====== Data provided
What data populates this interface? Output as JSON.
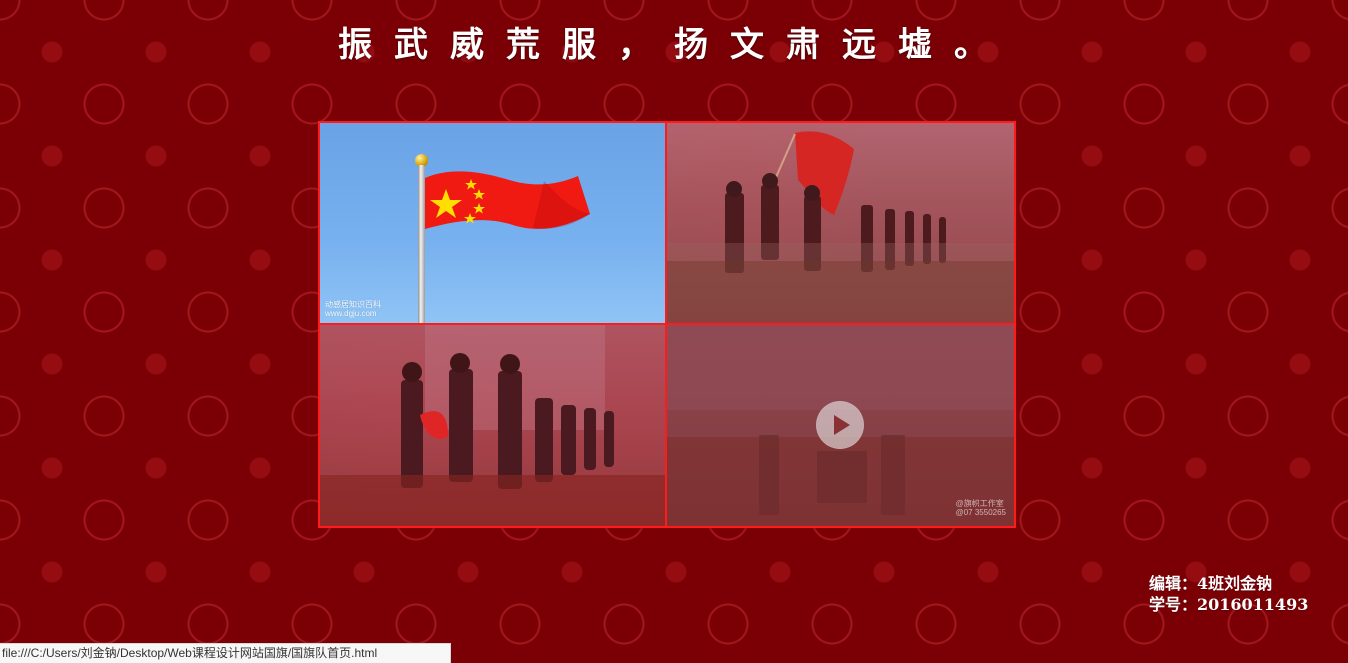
{
  "page": {
    "title": "振武威荒服，扬文肃远墟。"
  },
  "gallery": {
    "items": [
      {
        "watermark_line1": "动感居知识百科",
        "watermark_line2": "www.dgju.com"
      },
      {},
      {},
      {
        "watermark_line1": "@旗帜工作室",
        "watermark_line2": "@07 3550265"
      }
    ]
  },
  "credits": {
    "editor": "编辑：4班刘金钠",
    "student_id": "学号：2016011493"
  },
  "status_bar": {
    "url": "file:///C:/Users/刘金钠/Desktop/Web课程设计网站国旗/国旗队首页.html"
  },
  "colors": {
    "page_background": "#7a0006",
    "border_red": "#ff1b1b",
    "title_text": "#ffffff"
  },
  "icons": {
    "play": "play-icon"
  }
}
============
Written task: Retype each line of the listing above word for word. Exclude the pictures.

Result:
What data populates this interface? Output as JSON.
{
  "page": {
    "title": "振武威荒服，扬文肃远墟。"
  },
  "gallery": {
    "items": [
      {
        "watermark_line1": "动感居知识百科",
        "watermark_line2": "www.dgju.com"
      },
      {},
      {},
      {
        "watermark_line1": "@旗帜工作室",
        "watermark_line2": "@07 3550265"
      }
    ]
  },
  "credits": {
    "editor": "编辑：4班刘金钠",
    "student_id": "学号：2016011493"
  },
  "status_bar": {
    "url": "file:///C:/Users/刘金钠/Desktop/Web课程设计网站国旗/国旗队首页.html"
  },
  "colors": {
    "page_background": "#7a0006",
    "border_red": "#ff1b1b",
    "title_text": "#ffffff"
  },
  "icons": {
    "play": "play-icon"
  }
}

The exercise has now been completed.